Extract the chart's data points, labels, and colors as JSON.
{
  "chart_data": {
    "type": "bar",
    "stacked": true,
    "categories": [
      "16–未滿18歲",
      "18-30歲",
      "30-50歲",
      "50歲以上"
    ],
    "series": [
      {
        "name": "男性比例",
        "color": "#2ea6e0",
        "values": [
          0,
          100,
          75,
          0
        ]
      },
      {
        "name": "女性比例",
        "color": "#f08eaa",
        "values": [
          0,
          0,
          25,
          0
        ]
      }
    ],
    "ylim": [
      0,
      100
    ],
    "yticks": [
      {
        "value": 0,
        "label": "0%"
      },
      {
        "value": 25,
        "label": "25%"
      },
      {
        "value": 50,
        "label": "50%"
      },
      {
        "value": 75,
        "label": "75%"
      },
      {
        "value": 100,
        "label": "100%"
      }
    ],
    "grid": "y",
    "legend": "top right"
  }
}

::::::::::

[Exercise requirements]:
Copy out the whole listing exactly; please set it all down.

[Correct response]:
Extract the chart's data points, labels, and colors as JSON.
{
  "chart_data": {
    "type": "bar",
    "stacked": true,
    "categories": [
      "16–未滿18歲",
      "18-30歲",
      "30-50歲",
      "50歲以上"
    ],
    "series": [
      {
        "name": "男性比例",
        "color": "#2ea6e0",
        "values": [
          0,
          100,
          75,
          0
        ]
      },
      {
        "name": "女性比例",
        "color": "#f08eaa",
        "values": [
          0,
          0,
          25,
          0
        ]
      }
    ],
    "ylim": [
      0,
      100
    ],
    "yticks": [
      {
        "value": 0,
        "label": "0%"
      },
      {
        "value": 25,
        "label": "25%"
      },
      {
        "value": 50,
        "label": "50%"
      },
      {
        "value": 75,
        "label": "75%"
      },
      {
        "value": 100,
        "label": "100%"
      }
    ],
    "grid": "y",
    "legend": "top right"
  }
}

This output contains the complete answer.